→ **SUPPLIED DATA**
(begin)

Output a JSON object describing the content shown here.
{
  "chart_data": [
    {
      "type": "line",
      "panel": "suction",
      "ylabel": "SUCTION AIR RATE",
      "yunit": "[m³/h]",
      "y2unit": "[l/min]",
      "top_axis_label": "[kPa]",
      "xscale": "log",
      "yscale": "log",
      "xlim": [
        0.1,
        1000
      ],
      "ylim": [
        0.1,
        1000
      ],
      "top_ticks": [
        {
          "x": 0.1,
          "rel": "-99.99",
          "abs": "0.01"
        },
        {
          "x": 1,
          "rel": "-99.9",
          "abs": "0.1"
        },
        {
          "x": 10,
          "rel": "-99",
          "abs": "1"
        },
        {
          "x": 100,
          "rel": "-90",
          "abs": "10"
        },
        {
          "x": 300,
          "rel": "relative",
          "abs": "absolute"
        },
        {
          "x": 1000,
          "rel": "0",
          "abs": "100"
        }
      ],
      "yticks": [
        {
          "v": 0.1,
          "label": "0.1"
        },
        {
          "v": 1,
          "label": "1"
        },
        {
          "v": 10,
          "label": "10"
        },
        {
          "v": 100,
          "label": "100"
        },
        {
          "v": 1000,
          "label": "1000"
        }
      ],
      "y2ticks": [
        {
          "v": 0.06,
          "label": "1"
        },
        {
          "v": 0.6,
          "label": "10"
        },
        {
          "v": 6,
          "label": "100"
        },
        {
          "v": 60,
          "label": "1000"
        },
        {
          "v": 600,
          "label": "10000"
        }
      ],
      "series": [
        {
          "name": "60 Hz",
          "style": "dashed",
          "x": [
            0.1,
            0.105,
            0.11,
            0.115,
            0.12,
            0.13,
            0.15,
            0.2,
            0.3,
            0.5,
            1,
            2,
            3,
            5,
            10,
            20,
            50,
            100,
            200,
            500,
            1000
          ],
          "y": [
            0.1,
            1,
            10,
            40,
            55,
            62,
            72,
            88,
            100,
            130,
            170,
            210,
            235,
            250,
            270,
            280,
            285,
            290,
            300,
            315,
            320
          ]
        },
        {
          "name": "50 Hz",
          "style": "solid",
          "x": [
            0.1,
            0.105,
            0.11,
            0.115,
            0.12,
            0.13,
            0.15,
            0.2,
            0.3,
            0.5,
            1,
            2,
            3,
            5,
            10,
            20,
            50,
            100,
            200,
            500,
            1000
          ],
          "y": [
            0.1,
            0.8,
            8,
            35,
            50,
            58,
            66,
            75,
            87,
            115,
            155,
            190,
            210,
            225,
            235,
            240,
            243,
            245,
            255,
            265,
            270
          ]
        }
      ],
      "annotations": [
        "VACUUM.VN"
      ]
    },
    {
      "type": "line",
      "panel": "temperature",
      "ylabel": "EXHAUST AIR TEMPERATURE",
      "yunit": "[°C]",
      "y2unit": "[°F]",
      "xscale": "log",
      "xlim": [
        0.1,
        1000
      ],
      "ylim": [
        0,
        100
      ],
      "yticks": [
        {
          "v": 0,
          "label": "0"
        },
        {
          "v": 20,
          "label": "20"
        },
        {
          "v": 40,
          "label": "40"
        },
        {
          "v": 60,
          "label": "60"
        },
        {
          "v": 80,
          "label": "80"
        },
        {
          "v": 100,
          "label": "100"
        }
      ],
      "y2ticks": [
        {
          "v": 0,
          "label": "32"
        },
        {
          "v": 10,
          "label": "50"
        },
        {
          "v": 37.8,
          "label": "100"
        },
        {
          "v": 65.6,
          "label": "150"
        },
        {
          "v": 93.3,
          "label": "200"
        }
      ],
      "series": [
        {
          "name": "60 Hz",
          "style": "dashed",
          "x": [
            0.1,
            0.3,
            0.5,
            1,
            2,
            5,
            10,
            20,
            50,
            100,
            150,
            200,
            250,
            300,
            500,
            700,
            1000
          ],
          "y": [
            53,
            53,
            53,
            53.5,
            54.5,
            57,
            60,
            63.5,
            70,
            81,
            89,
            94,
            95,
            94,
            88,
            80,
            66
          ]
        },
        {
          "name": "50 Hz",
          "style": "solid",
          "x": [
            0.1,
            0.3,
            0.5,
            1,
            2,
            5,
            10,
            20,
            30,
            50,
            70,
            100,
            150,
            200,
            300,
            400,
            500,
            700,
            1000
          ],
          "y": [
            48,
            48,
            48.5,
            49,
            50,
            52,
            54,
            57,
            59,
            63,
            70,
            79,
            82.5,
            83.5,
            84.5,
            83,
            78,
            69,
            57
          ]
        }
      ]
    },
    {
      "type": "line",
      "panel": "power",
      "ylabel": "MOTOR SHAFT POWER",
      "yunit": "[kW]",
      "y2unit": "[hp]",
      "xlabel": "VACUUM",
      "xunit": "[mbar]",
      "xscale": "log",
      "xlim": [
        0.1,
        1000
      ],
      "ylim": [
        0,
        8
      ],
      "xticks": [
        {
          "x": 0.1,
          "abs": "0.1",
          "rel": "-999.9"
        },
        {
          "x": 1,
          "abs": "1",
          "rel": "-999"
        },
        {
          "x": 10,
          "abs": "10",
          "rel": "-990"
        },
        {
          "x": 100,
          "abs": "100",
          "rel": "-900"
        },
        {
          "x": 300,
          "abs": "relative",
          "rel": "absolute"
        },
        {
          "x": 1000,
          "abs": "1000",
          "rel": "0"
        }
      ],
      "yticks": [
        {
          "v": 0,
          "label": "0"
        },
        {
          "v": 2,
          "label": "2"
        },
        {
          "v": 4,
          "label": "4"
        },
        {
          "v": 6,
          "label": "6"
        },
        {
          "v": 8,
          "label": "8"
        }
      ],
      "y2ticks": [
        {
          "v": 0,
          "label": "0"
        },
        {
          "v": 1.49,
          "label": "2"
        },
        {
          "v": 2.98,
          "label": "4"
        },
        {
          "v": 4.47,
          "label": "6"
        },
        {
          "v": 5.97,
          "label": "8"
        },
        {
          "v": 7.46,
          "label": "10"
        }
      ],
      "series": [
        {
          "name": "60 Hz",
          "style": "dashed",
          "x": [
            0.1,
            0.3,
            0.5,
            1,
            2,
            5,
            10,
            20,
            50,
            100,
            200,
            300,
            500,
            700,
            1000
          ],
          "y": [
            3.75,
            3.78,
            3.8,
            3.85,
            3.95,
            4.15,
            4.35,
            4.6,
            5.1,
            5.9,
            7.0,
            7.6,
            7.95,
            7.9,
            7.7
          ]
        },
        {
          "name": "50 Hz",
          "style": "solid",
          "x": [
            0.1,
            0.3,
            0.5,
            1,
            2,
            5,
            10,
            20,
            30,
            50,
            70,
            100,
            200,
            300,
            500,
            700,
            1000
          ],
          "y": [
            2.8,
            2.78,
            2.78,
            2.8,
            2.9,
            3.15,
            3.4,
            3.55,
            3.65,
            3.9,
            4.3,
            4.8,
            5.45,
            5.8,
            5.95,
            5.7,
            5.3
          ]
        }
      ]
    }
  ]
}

(end)

→ **WRITTEN REQUEST**
Quote the data in full, keeping each word unchanged.

→ **ANSWER FOR THE TASK**
Output a JSON object describing the content shown here.
{
  "chart_data": [
    {
      "type": "line",
      "panel": "suction",
      "ylabel": "SUCTION AIR RATE",
      "yunit": "[m³/h]",
      "y2unit": "[l/min]",
      "top_axis_label": "[kPa]",
      "xscale": "log",
      "yscale": "log",
      "xlim": [
        0.1,
        1000
      ],
      "ylim": [
        0.1,
        1000
      ],
      "top_ticks": [
        {
          "x": 0.1,
          "rel": "-99.99",
          "abs": "0.01"
        },
        {
          "x": 1,
          "rel": "-99.9",
          "abs": "0.1"
        },
        {
          "x": 10,
          "rel": "-99",
          "abs": "1"
        },
        {
          "x": 100,
          "rel": "-90",
          "abs": "10"
        },
        {
          "x": 300,
          "rel": "relative",
          "abs": "absolute"
        },
        {
          "x": 1000,
          "rel": "0",
          "abs": "100"
        }
      ],
      "yticks": [
        {
          "v": 0.1,
          "label": "0.1"
        },
        {
          "v": 1,
          "label": "1"
        },
        {
          "v": 10,
          "label": "10"
        },
        {
          "v": 100,
          "label": "100"
        },
        {
          "v": 1000,
          "label": "1000"
        }
      ],
      "y2ticks": [
        {
          "v": 0.06,
          "label": "1"
        },
        {
          "v": 0.6,
          "label": "10"
        },
        {
          "v": 6,
          "label": "100"
        },
        {
          "v": 60,
          "label": "1000"
        },
        {
          "v": 600,
          "label": "10000"
        }
      ],
      "series": [
        {
          "name": "60 Hz",
          "style": "dashed",
          "x": [
            0.1,
            0.105,
            0.11,
            0.115,
            0.12,
            0.13,
            0.15,
            0.2,
            0.3,
            0.5,
            1,
            2,
            3,
            5,
            10,
            20,
            50,
            100,
            200,
            500,
            1000
          ],
          "y": [
            0.1,
            1,
            10,
            40,
            55,
            62,
            72,
            88,
            100,
            130,
            170,
            210,
            235,
            250,
            270,
            280,
            285,
            290,
            300,
            315,
            320
          ]
        },
        {
          "name": "50 Hz",
          "style": "solid",
          "x": [
            0.1,
            0.105,
            0.11,
            0.115,
            0.12,
            0.13,
            0.15,
            0.2,
            0.3,
            0.5,
            1,
            2,
            3,
            5,
            10,
            20,
            50,
            100,
            200,
            500,
            1000
          ],
          "y": [
            0.1,
            0.8,
            8,
            35,
            50,
            58,
            66,
            75,
            87,
            115,
            155,
            190,
            210,
            225,
            235,
            240,
            243,
            245,
            255,
            265,
            270
          ]
        }
      ],
      "annotations": [
        "VACUUM.VN"
      ]
    },
    {
      "type": "line",
      "panel": "temperature",
      "ylabel": "EXHAUST AIR TEMPERATURE",
      "yunit": "[°C]",
      "y2unit": "[°F]",
      "xscale": "log",
      "xlim": [
        0.1,
        1000
      ],
      "ylim": [
        0,
        100
      ],
      "yticks": [
        {
          "v": 0,
          "label": "0"
        },
        {
          "v": 20,
          "label": "20"
        },
        {
          "v": 40,
          "label": "40"
        },
        {
          "v": 60,
          "label": "60"
        },
        {
          "v": 80,
          "label": "80"
        },
        {
          "v": 100,
          "label": "100"
        }
      ],
      "y2ticks": [
        {
          "v": 0,
          "label": "32"
        },
        {
          "v": 10,
          "label": "50"
        },
        {
          "v": 37.8,
          "label": "100"
        },
        {
          "v": 65.6,
          "label": "150"
        },
        {
          "v": 93.3,
          "label": "200"
        }
      ],
      "series": [
        {
          "name": "60 Hz",
          "style": "dashed",
          "x": [
            0.1,
            0.3,
            0.5,
            1,
            2,
            5,
            10,
            20,
            50,
            100,
            150,
            200,
            250,
            300,
            500,
            700,
            1000
          ],
          "y": [
            53,
            53,
            53,
            53.5,
            54.5,
            57,
            60,
            63.5,
            70,
            81,
            89,
            94,
            95,
            94,
            88,
            80,
            66
          ]
        },
        {
          "name": "50 Hz",
          "style": "solid",
          "x": [
            0.1,
            0.3,
            0.5,
            1,
            2,
            5,
            10,
            20,
            30,
            50,
            70,
            100,
            150,
            200,
            300,
            400,
            500,
            700,
            1000
          ],
          "y": [
            48,
            48,
            48.5,
            49,
            50,
            52,
            54,
            57,
            59,
            63,
            70,
            79,
            82.5,
            83.5,
            84.5,
            83,
            78,
            69,
            57
          ]
        }
      ]
    },
    {
      "type": "line",
      "panel": "power",
      "ylabel": "MOTOR SHAFT POWER",
      "yunit": "[kW]",
      "y2unit": "[hp]",
      "xlabel": "VACUUM",
      "xunit": "[mbar]",
      "xscale": "log",
      "xlim": [
        0.1,
        1000
      ],
      "ylim": [
        0,
        8
      ],
      "xticks": [
        {
          "x": 0.1,
          "abs": "0.1",
          "rel": "-999.9"
        },
        {
          "x": 1,
          "abs": "1",
          "rel": "-999"
        },
        {
          "x": 10,
          "abs": "10",
          "rel": "-990"
        },
        {
          "x": 100,
          "abs": "100",
          "rel": "-900"
        },
        {
          "x": 300,
          "abs": "relative",
          "rel": "absolute"
        },
        {
          "x": 1000,
          "abs": "1000",
          "rel": "0"
        }
      ],
      "yticks": [
        {
          "v": 0,
          "label": "0"
        },
        {
          "v": 2,
          "label": "2"
        },
        {
          "v": 4,
          "label": "4"
        },
        {
          "v": 6,
          "label": "6"
        },
        {
          "v": 8,
          "label": "8"
        }
      ],
      "y2ticks": [
        {
          "v": 0,
          "label": "0"
        },
        {
          "v": 1.49,
          "label": "2"
        },
        {
          "v": 2.98,
          "label": "4"
        },
        {
          "v": 4.47,
          "label": "6"
        },
        {
          "v": 5.97,
          "label": "8"
        },
        {
          "v": 7.46,
          "label": "10"
        }
      ],
      "series": [
        {
          "name": "60 Hz",
          "style": "dashed",
          "x": [
            0.1,
            0.3,
            0.5,
            1,
            2,
            5,
            10,
            20,
            50,
            100,
            200,
            300,
            500,
            700,
            1000
          ],
          "y": [
            3.75,
            3.78,
            3.8,
            3.85,
            3.95,
            4.15,
            4.35,
            4.6,
            5.1,
            5.9,
            7.0,
            7.6,
            7.95,
            7.9,
            7.7
          ]
        },
        {
          "name": "50 Hz",
          "style": "solid",
          "x": [
            0.1,
            0.3,
            0.5,
            1,
            2,
            5,
            10,
            20,
            30,
            50,
            70,
            100,
            200,
            300,
            500,
            700,
            1000
          ],
          "y": [
            2.8,
            2.78,
            2.78,
            2.8,
            2.9,
            3.15,
            3.4,
            3.55,
            3.65,
            3.9,
            4.3,
            4.8,
            5.45,
            5.8,
            5.95,
            5.7,
            5.3
          ]
        }
      ]
    }
  ]
}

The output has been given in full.